**Exercise goal:**
Reproduce every record exactly as it appears, but not the pictures.

**Exercise data:**
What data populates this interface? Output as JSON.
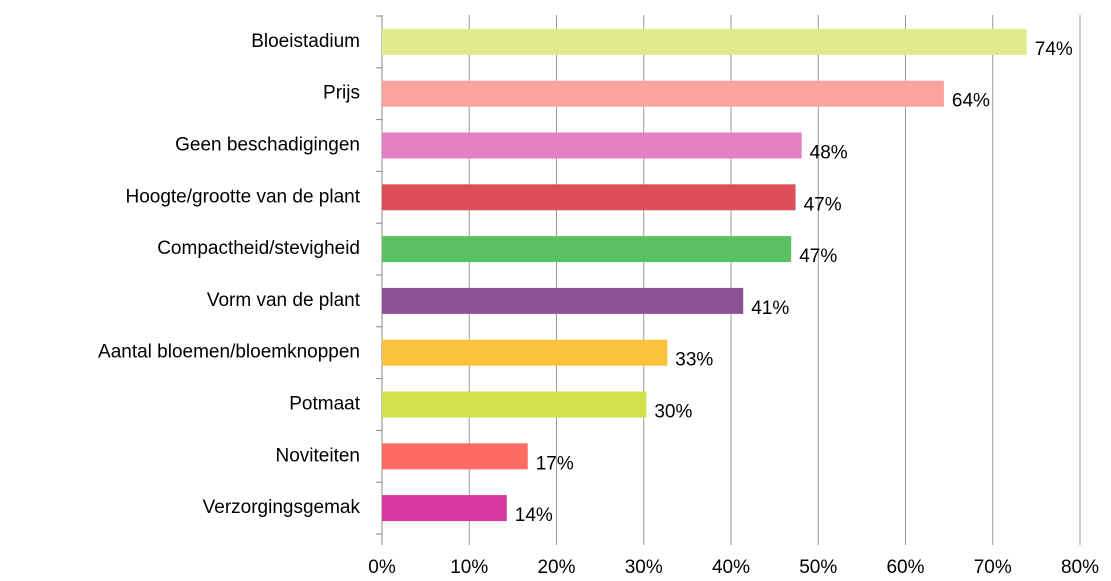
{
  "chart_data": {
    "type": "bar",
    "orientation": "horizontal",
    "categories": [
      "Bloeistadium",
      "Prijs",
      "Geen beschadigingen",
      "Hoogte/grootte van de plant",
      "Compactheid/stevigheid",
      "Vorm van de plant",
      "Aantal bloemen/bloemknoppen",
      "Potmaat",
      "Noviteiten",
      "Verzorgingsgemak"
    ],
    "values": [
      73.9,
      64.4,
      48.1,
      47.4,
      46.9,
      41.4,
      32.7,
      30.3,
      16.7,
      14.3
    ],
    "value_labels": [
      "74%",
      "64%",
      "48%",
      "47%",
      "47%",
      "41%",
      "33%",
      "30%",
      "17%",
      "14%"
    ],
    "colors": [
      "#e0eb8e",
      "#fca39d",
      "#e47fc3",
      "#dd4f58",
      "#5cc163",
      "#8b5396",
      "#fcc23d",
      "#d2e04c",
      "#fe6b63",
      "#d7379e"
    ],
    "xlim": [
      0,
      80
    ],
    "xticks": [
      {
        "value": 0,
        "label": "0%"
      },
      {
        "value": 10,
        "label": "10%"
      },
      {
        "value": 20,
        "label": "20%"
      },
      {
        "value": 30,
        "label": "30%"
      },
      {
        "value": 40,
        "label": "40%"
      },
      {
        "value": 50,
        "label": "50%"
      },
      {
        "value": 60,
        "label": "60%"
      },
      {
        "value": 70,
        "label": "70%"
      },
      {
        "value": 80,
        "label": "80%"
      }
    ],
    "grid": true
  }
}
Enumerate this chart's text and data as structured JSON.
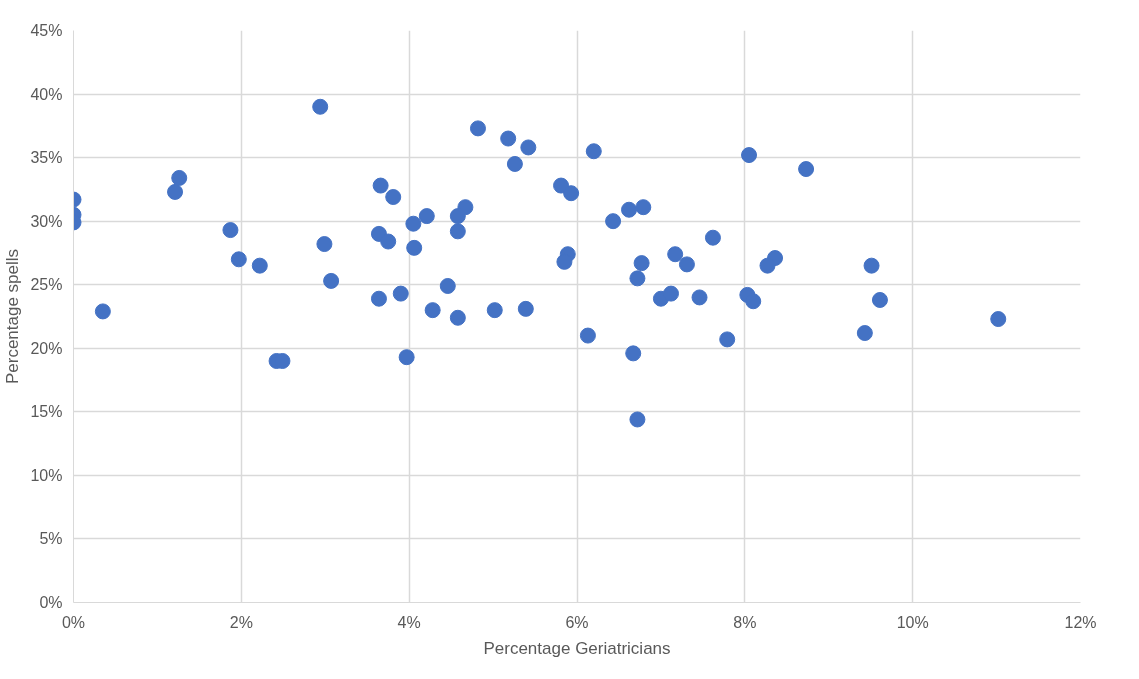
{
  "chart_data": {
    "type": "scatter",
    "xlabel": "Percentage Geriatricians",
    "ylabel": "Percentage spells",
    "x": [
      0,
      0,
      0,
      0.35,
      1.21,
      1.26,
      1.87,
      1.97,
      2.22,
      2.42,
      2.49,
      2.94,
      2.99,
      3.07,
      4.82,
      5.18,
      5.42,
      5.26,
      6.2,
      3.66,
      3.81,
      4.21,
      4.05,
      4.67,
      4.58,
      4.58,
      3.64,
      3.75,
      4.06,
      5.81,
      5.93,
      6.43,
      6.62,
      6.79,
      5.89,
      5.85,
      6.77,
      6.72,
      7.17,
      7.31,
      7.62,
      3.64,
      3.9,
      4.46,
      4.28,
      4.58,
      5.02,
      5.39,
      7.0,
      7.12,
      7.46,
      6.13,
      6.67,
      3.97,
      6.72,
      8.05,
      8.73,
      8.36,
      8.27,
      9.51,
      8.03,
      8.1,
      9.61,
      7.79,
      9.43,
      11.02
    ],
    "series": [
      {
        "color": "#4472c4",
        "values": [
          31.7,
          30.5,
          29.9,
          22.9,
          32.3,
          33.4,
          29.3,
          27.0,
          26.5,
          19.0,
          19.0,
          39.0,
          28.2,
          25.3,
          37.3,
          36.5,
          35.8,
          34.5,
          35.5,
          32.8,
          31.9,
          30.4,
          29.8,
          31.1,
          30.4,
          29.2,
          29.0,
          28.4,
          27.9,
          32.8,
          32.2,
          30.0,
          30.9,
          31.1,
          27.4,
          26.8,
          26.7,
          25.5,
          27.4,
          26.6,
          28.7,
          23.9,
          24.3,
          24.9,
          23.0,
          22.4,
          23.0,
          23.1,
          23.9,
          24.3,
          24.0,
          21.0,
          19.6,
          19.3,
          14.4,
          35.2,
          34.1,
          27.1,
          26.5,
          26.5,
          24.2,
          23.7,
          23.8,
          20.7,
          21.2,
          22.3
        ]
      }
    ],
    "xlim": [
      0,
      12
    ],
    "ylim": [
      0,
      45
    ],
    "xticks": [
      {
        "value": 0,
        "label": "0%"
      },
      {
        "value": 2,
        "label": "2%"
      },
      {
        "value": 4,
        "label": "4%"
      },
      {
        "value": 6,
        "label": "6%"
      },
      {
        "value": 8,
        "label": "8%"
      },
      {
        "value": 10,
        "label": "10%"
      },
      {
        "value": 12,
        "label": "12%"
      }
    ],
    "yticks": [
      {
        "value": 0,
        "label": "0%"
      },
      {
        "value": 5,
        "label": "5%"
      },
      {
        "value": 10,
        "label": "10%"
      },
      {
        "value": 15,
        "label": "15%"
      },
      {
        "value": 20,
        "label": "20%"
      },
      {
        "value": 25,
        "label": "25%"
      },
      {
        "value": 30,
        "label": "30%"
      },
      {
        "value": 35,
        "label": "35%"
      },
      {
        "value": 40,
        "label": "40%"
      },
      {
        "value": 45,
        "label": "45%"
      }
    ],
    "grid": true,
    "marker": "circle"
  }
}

**Solution for this exercise:**
What data populates this interface? Output as JSON.
{
  "chart_data": {
    "type": "bar",
    "orientation": "horizontal",
    "categories": [
      "Bloeistadium",
      "Prijs",
      "Geen beschadigingen",
      "Hoogte/grootte van de plant",
      "Compactheid/stevigheid",
      "Vorm van de plant",
      "Aantal bloemen/bloemknoppen",
      "Potmaat",
      "Noviteiten",
      "Verzorgingsgemak"
    ],
    "values": [
      73.9,
      64.4,
      48.1,
      47.4,
      46.9,
      41.4,
      32.7,
      30.3,
      16.7,
      14.3
    ],
    "value_labels": [
      "74%",
      "64%",
      "48%",
      "47%",
      "47%",
      "41%",
      "33%",
      "30%",
      "17%",
      "14%"
    ],
    "colors": [
      "#e0eb8e",
      "#fca39d",
      "#e47fc3",
      "#dd4f58",
      "#5cc163",
      "#8b5396",
      "#fcc23d",
      "#d2e04c",
      "#fe6b63",
      "#d7379e"
    ],
    "xlim": [
      0,
      80
    ],
    "xticks": [
      {
        "value": 0,
        "label": "0%"
      },
      {
        "value": 10,
        "label": "10%"
      },
      {
        "value": 20,
        "label": "20%"
      },
      {
        "value": 30,
        "label": "30%"
      },
      {
        "value": 40,
        "label": "40%"
      },
      {
        "value": 50,
        "label": "50%"
      },
      {
        "value": 60,
        "label": "60%"
      },
      {
        "value": 70,
        "label": "70%"
      },
      {
        "value": 80,
        "label": "80%"
      }
    ],
    "grid": true
  }
}
Enumerate this chart's text and data as structured JSON.
{
  "chart_data": {
    "type": "scatter",
    "xlabel": "Percentage Geriatricians",
    "ylabel": "Percentage spells",
    "x": [
      0,
      0,
      0,
      0.35,
      1.21,
      1.26,
      1.87,
      1.97,
      2.22,
      2.42,
      2.49,
      2.94,
      2.99,
      3.07,
      4.82,
      5.18,
      5.42,
      5.26,
      6.2,
      3.66,
      3.81,
      4.21,
      4.05,
      4.67,
      4.58,
      4.58,
      3.64,
      3.75,
      4.06,
      5.81,
      5.93,
      6.43,
      6.62,
      6.79,
      5.89,
      5.85,
      6.77,
      6.72,
      7.17,
      7.31,
      7.62,
      3.64,
      3.9,
      4.46,
      4.28,
      4.58,
      5.02,
      5.39,
      7.0,
      7.12,
      7.46,
      6.13,
      6.67,
      3.97,
      6.72,
      8.05,
      8.73,
      8.36,
      8.27,
      9.51,
      8.03,
      8.1,
      9.61,
      7.79,
      9.43,
      11.02
    ],
    "series": [
      {
        "color": "#4472c4",
        "values": [
          31.7,
          30.5,
          29.9,
          22.9,
          32.3,
          33.4,
          29.3,
          27.0,
          26.5,
          19.0,
          19.0,
          39.0,
          28.2,
          25.3,
          37.3,
          36.5,
          35.8,
          34.5,
          35.5,
          32.8,
          31.9,
          30.4,
          29.8,
          31.1,
          30.4,
          29.2,
          29.0,
          28.4,
          27.9,
          32.8,
          32.2,
          30.0,
          30.9,
          31.1,
          27.4,
          26.8,
          26.7,
          25.5,
          27.4,
          26.6,
          28.7,
          23.9,
          24.3,
          24.9,
          23.0,
          22.4,
          23.0,
          23.1,
          23.9,
          24.3,
          24.0,
          21.0,
          19.6,
          19.3,
          14.4,
          35.2,
          34.1,
          27.1,
          26.5,
          26.5,
          24.2,
          23.7,
          23.8,
          20.7,
          21.2,
          22.3
        ]
      }
    ],
    "xlim": [
      0,
      12
    ],
    "ylim": [
      0,
      45
    ],
    "xticks": [
      {
        "value": 0,
        "label": "0%"
      },
      {
        "value": 2,
        "label": "2%"
      },
      {
        "value": 4,
        "label": "4%"
      },
      {
        "value": 6,
        "label": "6%"
      },
      {
        "value": 8,
        "label": "8%"
      },
      {
        "value": 10,
        "label": "10%"
      },
      {
        "value": 12,
        "label": "12%"
      }
    ],
    "yticks": [
      {
        "value": 0,
        "label": "0%"
      },
      {
        "value": 5,
        "label": "5%"
      },
      {
        "value": 10,
        "label": "10%"
      },
      {
        "value": 15,
        "label": "15%"
      },
      {
        "value": 20,
        "label": "20%"
      },
      {
        "value": 25,
        "label": "25%"
      },
      {
        "value": 30,
        "label": "30%"
      },
      {
        "value": 35,
        "label": "35%"
      },
      {
        "value": 40,
        "label": "40%"
      },
      {
        "value": 45,
        "label": "45%"
      }
    ],
    "grid": true,
    "marker": "circle"
  }
}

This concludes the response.